Source records
══════════════════════════════

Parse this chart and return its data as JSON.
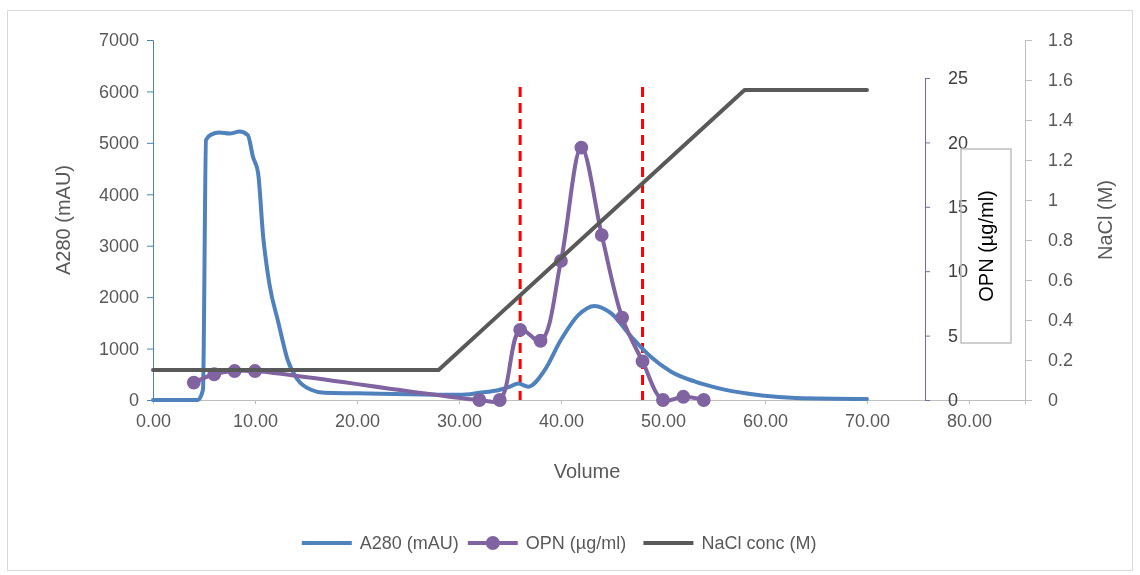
{
  "chart_data": {
    "type": "line",
    "xlabel": "Volume",
    "ylabel": "A280 (mAU)",
    "y2label": "NaCl (M)",
    "y3label": "OPN (µg/ml)",
    "xlim": [
      0,
      85.5
    ],
    "xticks": [
      {
        "value": 0,
        "label": "0.00"
      },
      {
        "value": 10,
        "label": "10.00"
      },
      {
        "value": 20,
        "label": "20.00"
      },
      {
        "value": 30,
        "label": "30.00"
      },
      {
        "value": 40,
        "label": "40.00"
      },
      {
        "value": 50,
        "label": "50.00"
      },
      {
        "value": 60,
        "label": "60.00"
      },
      {
        "value": 70,
        "label": "70.00"
      },
      {
        "value": 80,
        "label": "80.00"
      }
    ],
    "ylim": [
      0,
      7000
    ],
    "yticks": [
      0,
      1000,
      2000,
      3000,
      4000,
      5000,
      6000,
      7000
    ],
    "y2lim": [
      0,
      1.8
    ],
    "y2ticks": [
      0,
      0.2,
      0.4,
      0.6,
      0.8,
      1,
      1.2,
      1.4,
      1.6,
      1.8
    ],
    "y3lim": [
      0,
      25
    ],
    "y3ticks": [
      0,
      5,
      10,
      15,
      20,
      25
    ],
    "legend": "bottom",
    "series": [
      {
        "name": "A280 (mAU)",
        "color": "#4f81bd",
        "marker": "none",
        "x": [
          0,
          4.4,
          4.9,
          5.2,
          5.7,
          6.5,
          7.5,
          8.5,
          9.3,
          9.8,
          10.3,
          10.8,
          11.4,
          12.3,
          13.2,
          14.2,
          15.5,
          16.8,
          20,
          25,
          30,
          32,
          34,
          35,
          35.8,
          36.8,
          38.4,
          40,
          41.7,
          43.3,
          44.9,
          46.9,
          48.8,
          50.8,
          53.1,
          55.4,
          58.4,
          63,
          70
        ],
        "values": [
          0,
          0,
          200,
          5060,
          5160,
          5200,
          5180,
          5220,
          5150,
          4730,
          4420,
          3180,
          2270,
          1500,
          780,
          390,
          200,
          140,
          130,
          110,
          100,
          140,
          200,
          260,
          320,
          260,
          580,
          1170,
          1650,
          1830,
          1690,
          1230,
          840,
          550,
          360,
          230,
          120,
          40,
          20
        ]
      },
      {
        "name": "OPN (µg/ml)",
        "color": "#8064a2",
        "marker": "circle",
        "axis": "y3",
        "x": [
          4,
          6,
          8,
          10,
          32,
          34,
          36,
          38,
          40,
          42,
          44,
          46,
          48,
          50,
          52,
          54
        ],
        "values": [
          1.35,
          2.0,
          2.25,
          2.25,
          0,
          0,
          5.45,
          4.6,
          10.8,
          19.6,
          12.8,
          6.4,
          3.0,
          0,
          0.25,
          0
        ]
      },
      {
        "name": "NaCl conc (M)",
        "color": "#595959",
        "marker": "none",
        "axis": "y2",
        "x": [
          0,
          28,
          58,
          70
        ],
        "values": [
          0.15,
          0.15,
          1.55,
          1.55
        ]
      }
    ],
    "ref_lines": [
      {
        "axis": "x",
        "value": 36,
        "color": "#ff0000",
        "line_style": "dashed"
      },
      {
        "axis": "x",
        "value": 48,
        "color": "#ff0000",
        "line_style": "dashed"
      }
    ]
  }
}
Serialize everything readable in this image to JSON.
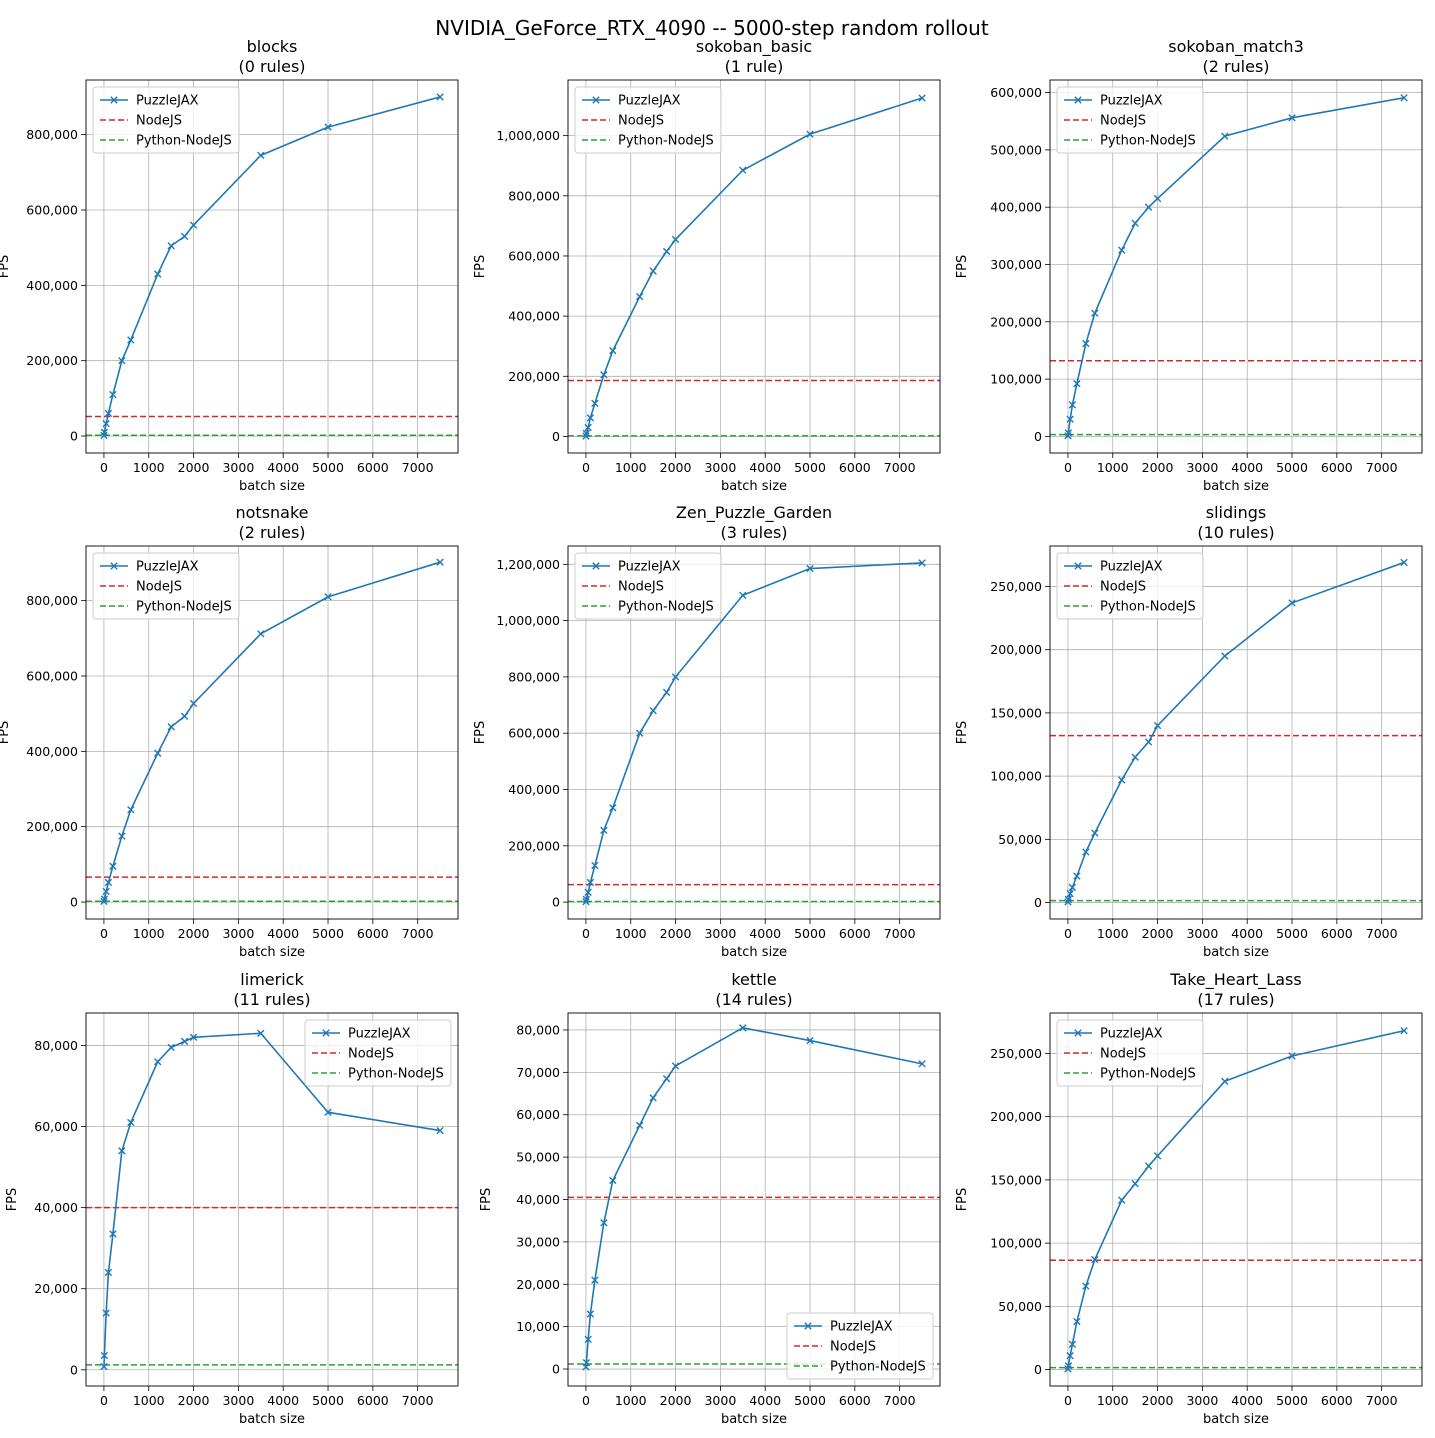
{
  "suptitle": "NVIDIA_GeForce_RTX_4090 -- 5000-step random rollout",
  "colors": {
    "puzzlejax": "#1f77b4",
    "nodejs": "#d62728",
    "python_nodejs": "#2ca02c",
    "grid": "#b0b0b0"
  },
  "chart_data": [
    {
      "type": "line",
      "title": "blocks",
      "subtitle": "(0 rules)",
      "xlabel": "batch size",
      "ylabel": "FPS",
      "xlim": [
        -400,
        7900
      ],
      "xticks": [
        0,
        1000,
        2000,
        3000,
        4000,
        5000,
        6000,
        7000
      ],
      "xtick_labels": [
        "0",
        "1000",
        "2000",
        "3000",
        "4000",
        "5000",
        "6000",
        "7000"
      ],
      "ylim": [
        -45000,
        945000
      ],
      "yticks": [
        0,
        200000,
        400000,
        600000,
        800000
      ],
      "ytick_labels": [
        "0",
        "200,000",
        "400,000",
        "600,000",
        "800,000"
      ],
      "legend": {
        "placement": "top-left",
        "entries": [
          "PuzzleJAX",
          "NodeJS",
          "Python-NodeJS"
        ]
      },
      "x": [
        1,
        10,
        50,
        100,
        200,
        400,
        600,
        1200,
        1500,
        1800,
        2000,
        3500,
        5000,
        7500
      ],
      "series": [
        {
          "name": "PuzzleJAX",
          "style": "line-x",
          "values": [
            1500,
            10000,
            33000,
            60000,
            110000,
            200000,
            255000,
            430000,
            505000,
            530000,
            560000,
            745000,
            820000,
            900000
          ]
        },
        {
          "name": "NodeJS",
          "style": "hline-dashed",
          "value": 52000
        },
        {
          "name": "Python-NodeJS",
          "style": "hline-dashed",
          "value": 2000
        }
      ]
    },
    {
      "type": "line",
      "title": "sokoban_basic",
      "subtitle": "(1 rule)",
      "xlabel": "batch size",
      "ylabel": "FPS",
      "xlim": [
        -400,
        7900
      ],
      "xticks": [
        0,
        1000,
        2000,
        3000,
        4000,
        5000,
        6000,
        7000
      ],
      "xtick_labels": [
        "0",
        "1000",
        "2000",
        "3000",
        "4000",
        "5000",
        "6000",
        "7000"
      ],
      "ylim": [
        -55000,
        1185000
      ],
      "yticks": [
        0,
        200000,
        400000,
        600000,
        800000,
        1000000
      ],
      "ytick_labels": [
        "0",
        "200,000",
        "400,000",
        "600,000",
        "800,000",
        "1,000,000"
      ],
      "legend": {
        "placement": "top-left",
        "entries": [
          "PuzzleJAX",
          "NodeJS",
          "Python-NodeJS"
        ]
      },
      "x": [
        1,
        10,
        50,
        100,
        200,
        400,
        600,
        1200,
        1500,
        1800,
        2000,
        3500,
        5000,
        7500
      ],
      "series": [
        {
          "name": "PuzzleJAX",
          "style": "line-x",
          "values": [
            1500,
            10000,
            30000,
            62000,
            110000,
            205000,
            285000,
            465000,
            550000,
            615000,
            655000,
            885000,
            1005000,
            1125000
          ]
        },
        {
          "name": "NodeJS",
          "style": "hline-dashed",
          "value": 186000
        },
        {
          "name": "Python-NodeJS",
          "style": "hline-dashed",
          "value": 2000
        }
      ]
    },
    {
      "type": "line",
      "title": "sokoban_match3",
      "subtitle": "(2 rules)",
      "xlabel": "batch size",
      "ylabel": "FPS",
      "xlim": [
        -400,
        7900
      ],
      "xticks": [
        0,
        1000,
        2000,
        3000,
        4000,
        5000,
        6000,
        7000
      ],
      "xtick_labels": [
        "0",
        "1000",
        "2000",
        "3000",
        "4000",
        "5000",
        "6000",
        "7000"
      ],
      "ylim": [
        -29000,
        622000
      ],
      "yticks": [
        0,
        100000,
        200000,
        300000,
        400000,
        500000,
        600000
      ],
      "ytick_labels": [
        "0",
        "100,000",
        "200,000",
        "300,000",
        "400,000",
        "500,000",
        "600,000"
      ],
      "legend": {
        "placement": "top-left",
        "entries": [
          "PuzzleJAX",
          "NodeJS",
          "Python-NodeJS"
        ]
      },
      "x": [
        1,
        10,
        50,
        100,
        200,
        400,
        600,
        1200,
        1500,
        1800,
        2000,
        3500,
        5000,
        7500
      ],
      "series": [
        {
          "name": "PuzzleJAX",
          "style": "line-x",
          "values": [
            1000,
            6000,
            30000,
            55000,
            92000,
            162000,
            215000,
            325000,
            372000,
            400000,
            415000,
            524000,
            556000,
            591000
          ]
        },
        {
          "name": "NodeJS",
          "style": "hline-dashed",
          "value": 132000
        },
        {
          "name": "Python-NodeJS",
          "style": "hline-dashed",
          "value": 3000
        }
      ]
    },
    {
      "type": "line",
      "title": "notsnake",
      "subtitle": "(2 rules)",
      "xlabel": "batch size",
      "ylabel": "FPS",
      "xlim": [
        -400,
        7900
      ],
      "xticks": [
        0,
        1000,
        2000,
        3000,
        4000,
        5000,
        6000,
        7000
      ],
      "xtick_labels": [
        "0",
        "1000",
        "2000",
        "3000",
        "4000",
        "5000",
        "6000",
        "7000"
      ],
      "ylim": [
        -45000,
        945000
      ],
      "yticks": [
        0,
        200000,
        400000,
        600000,
        800000
      ],
      "ytick_labels": [
        "0",
        "200,000",
        "400,000",
        "600,000",
        "800,000"
      ],
      "legend": {
        "placement": "top-left",
        "entries": [
          "PuzzleJAX",
          "NodeJS",
          "Python-NodeJS"
        ]
      },
      "x": [
        1,
        10,
        50,
        100,
        200,
        400,
        600,
        1200,
        1500,
        1800,
        2000,
        3500,
        5000,
        7500
      ],
      "series": [
        {
          "name": "PuzzleJAX",
          "style": "line-x",
          "values": [
            1500,
            8000,
            28000,
            52000,
            95000,
            175000,
            245000,
            395000,
            465000,
            493000,
            527000,
            712000,
            810000,
            902000
          ]
        },
        {
          "name": "NodeJS",
          "style": "hline-dashed",
          "value": 66000
        },
        {
          "name": "Python-NodeJS",
          "style": "hline-dashed",
          "value": 2000
        }
      ]
    },
    {
      "type": "line",
      "title": "Zen_Puzzle_Garden",
      "subtitle": "(3 rules)",
      "xlabel": "batch size",
      "ylabel": "FPS",
      "xlim": [
        -400,
        7900
      ],
      "xticks": [
        0,
        1000,
        2000,
        3000,
        4000,
        5000,
        6000,
        7000
      ],
      "xtick_labels": [
        "0",
        "1000",
        "2000",
        "3000",
        "4000",
        "5000",
        "6000",
        "7000"
      ],
      "ylim": [
        -60000,
        1265000
      ],
      "yticks": [
        0,
        200000,
        400000,
        600000,
        800000,
        1000000,
        1200000
      ],
      "ytick_labels": [
        "0",
        "200,000",
        "400,000",
        "600,000",
        "800,000",
        "1,000,000",
        "1,200,000"
      ],
      "legend": {
        "placement": "top-left",
        "entries": [
          "PuzzleJAX",
          "NodeJS",
          "Python-NodeJS"
        ]
      },
      "x": [
        1,
        10,
        50,
        100,
        200,
        400,
        600,
        1200,
        1500,
        1800,
        2000,
        3500,
        5000,
        7500
      ],
      "series": [
        {
          "name": "PuzzleJAX",
          "style": "line-x",
          "values": [
            1500,
            10000,
            35000,
            70000,
            130000,
            255000,
            335000,
            600000,
            680000,
            745000,
            800000,
            1090000,
            1185000,
            1205000
          ]
        },
        {
          "name": "NodeJS",
          "style": "hline-dashed",
          "value": 62000
        },
        {
          "name": "Python-NodeJS",
          "style": "hline-dashed",
          "value": 2000
        }
      ]
    },
    {
      "type": "line",
      "title": "slidings",
      "subtitle": "(10 rules)",
      "xlabel": "batch size",
      "ylabel": "FPS",
      "xlim": [
        -400,
        7900
      ],
      "xticks": [
        0,
        1000,
        2000,
        3000,
        4000,
        5000,
        6000,
        7000
      ],
      "xtick_labels": [
        "0",
        "1000",
        "2000",
        "3000",
        "4000",
        "5000",
        "6000",
        "7000"
      ],
      "ylim": [
        -13000,
        282000
      ],
      "yticks": [
        0,
        50000,
        100000,
        150000,
        200000,
        250000
      ],
      "ytick_labels": [
        "0",
        "50,000",
        "100,000",
        "150,000",
        "200,000",
        "250,000"
      ],
      "legend": {
        "placement": "top-left",
        "entries": [
          "PuzzleJAX",
          "NodeJS",
          "Python-NodeJS"
        ]
      },
      "x": [
        1,
        10,
        50,
        100,
        200,
        400,
        600,
        1200,
        1500,
        1800,
        2000,
        3500,
        5000,
        7500
      ],
      "series": [
        {
          "name": "PuzzleJAX",
          "style": "line-x",
          "values": [
            500,
            2500,
            7000,
            12000,
            21000,
            40000,
            55000,
            97000,
            115000,
            127000,
            140000,
            195000,
            237000,
            269000
          ]
        },
        {
          "name": "NodeJS",
          "style": "hline-dashed",
          "value": 132000
        },
        {
          "name": "Python-NodeJS",
          "style": "hline-dashed",
          "value": 1500
        }
      ]
    },
    {
      "type": "line",
      "title": "limerick",
      "subtitle": "(11 rules)",
      "xlabel": "batch size",
      "ylabel": "FPS",
      "xlim": [
        -400,
        7900
      ],
      "xticks": [
        0,
        1000,
        2000,
        3000,
        4000,
        5000,
        6000,
        7000
      ],
      "xtick_labels": [
        "0",
        "1000",
        "2000",
        "3000",
        "4000",
        "5000",
        "6000",
        "7000"
      ],
      "ylim": [
        -4000,
        88000
      ],
      "yticks": [
        0,
        20000,
        40000,
        60000,
        80000
      ],
      "ytick_labels": [
        "0",
        "20,000",
        "40,000",
        "60,000",
        "80,000"
      ],
      "legend": {
        "placement": "top-right",
        "entries": [
          "PuzzleJAX",
          "NodeJS",
          "Python-NodeJS"
        ]
      },
      "x": [
        1,
        10,
        50,
        100,
        200,
        400,
        600,
        1200,
        1500,
        1800,
        2000,
        3500,
        5000,
        7500
      ],
      "series": [
        {
          "name": "PuzzleJAX",
          "style": "line-x",
          "values": [
            800,
            3500,
            14000,
            24000,
            33500,
            54000,
            61000,
            76000,
            79500,
            81000,
            82000,
            83000,
            63500,
            59000
          ]
        },
        {
          "name": "NodeJS",
          "style": "hline-dashed",
          "value": 40000
        },
        {
          "name": "Python-NodeJS",
          "style": "hline-dashed",
          "value": 1200
        }
      ]
    },
    {
      "type": "line",
      "title": "kettle",
      "subtitle": "(14 rules)",
      "xlabel": "batch size",
      "ylabel": "FPS",
      "xlim": [
        -400,
        7900
      ],
      "xticks": [
        0,
        1000,
        2000,
        3000,
        4000,
        5000,
        6000,
        7000
      ],
      "xtick_labels": [
        "0",
        "1000",
        "2000",
        "3000",
        "4000",
        "5000",
        "6000",
        "7000"
      ],
      "ylim": [
        -4000,
        84000
      ],
      "yticks": [
        0,
        10000,
        20000,
        30000,
        40000,
        50000,
        60000,
        70000,
        80000
      ],
      "ytick_labels": [
        "0",
        "10,000",
        "20,000",
        "30,000",
        "40,000",
        "50,000",
        "60,000",
        "70,000",
        "80,000"
      ],
      "legend": {
        "placement": "bottom-right",
        "entries": [
          "PuzzleJAX",
          "NodeJS",
          "Python-NodeJS"
        ]
      },
      "x": [
        1,
        10,
        50,
        100,
        200,
        400,
        600,
        1200,
        1500,
        1800,
        2000,
        3500,
        5000,
        7500
      ],
      "series": [
        {
          "name": "PuzzleJAX",
          "style": "line-x",
          "values": [
            500,
            1500,
            7000,
            13000,
            21000,
            34500,
            44500,
            57500,
            64000,
            68500,
            71500,
            80500,
            77500,
            72000
          ]
        },
        {
          "name": "NodeJS",
          "style": "hline-dashed",
          "value": 40500
        },
        {
          "name": "Python-NodeJS",
          "style": "hline-dashed",
          "value": 1200
        }
      ]
    },
    {
      "type": "line",
      "title": "Take_Heart_Lass",
      "subtitle": "(17 rules)",
      "xlabel": "batch size",
      "ylabel": "FPS",
      "xlim": [
        -400,
        7900
      ],
      "xticks": [
        0,
        1000,
        2000,
        3000,
        4000,
        5000,
        6000,
        7000
      ],
      "xtick_labels": [
        "0",
        "1000",
        "2000",
        "3000",
        "4000",
        "5000",
        "6000",
        "7000"
      ],
      "ylim": [
        -13000,
        282000
      ],
      "yticks": [
        0,
        50000,
        100000,
        150000,
        200000,
        250000
      ],
      "ytick_labels": [
        "0",
        "50,000",
        "100,000",
        "150,000",
        "200,000",
        "250,000"
      ],
      "legend": {
        "placement": "top-left",
        "entries": [
          "PuzzleJAX",
          "NodeJS",
          "Python-NodeJS"
        ]
      },
      "x": [
        1,
        10,
        50,
        100,
        200,
        400,
        600,
        1200,
        1500,
        1800,
        2000,
        3500,
        5000,
        7500
      ],
      "series": [
        {
          "name": "PuzzleJAX",
          "style": "line-x",
          "values": [
            500,
            3000,
            11000,
            20000,
            38000,
            66000,
            87000,
            134000,
            147000,
            161000,
            169000,
            228000,
            248000,
            268000
          ]
        },
        {
          "name": "NodeJS",
          "style": "hline-dashed",
          "value": 86500
        },
        {
          "name": "Python-NodeJS",
          "style": "hline-dashed",
          "value": 1500
        }
      ]
    }
  ]
}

══════════════════════════════

§ WHAT THE TASK ASKS:
Report how many lines hold the string "rules", giving the number and nothing else.

§ EXPECTED ANSWER:
8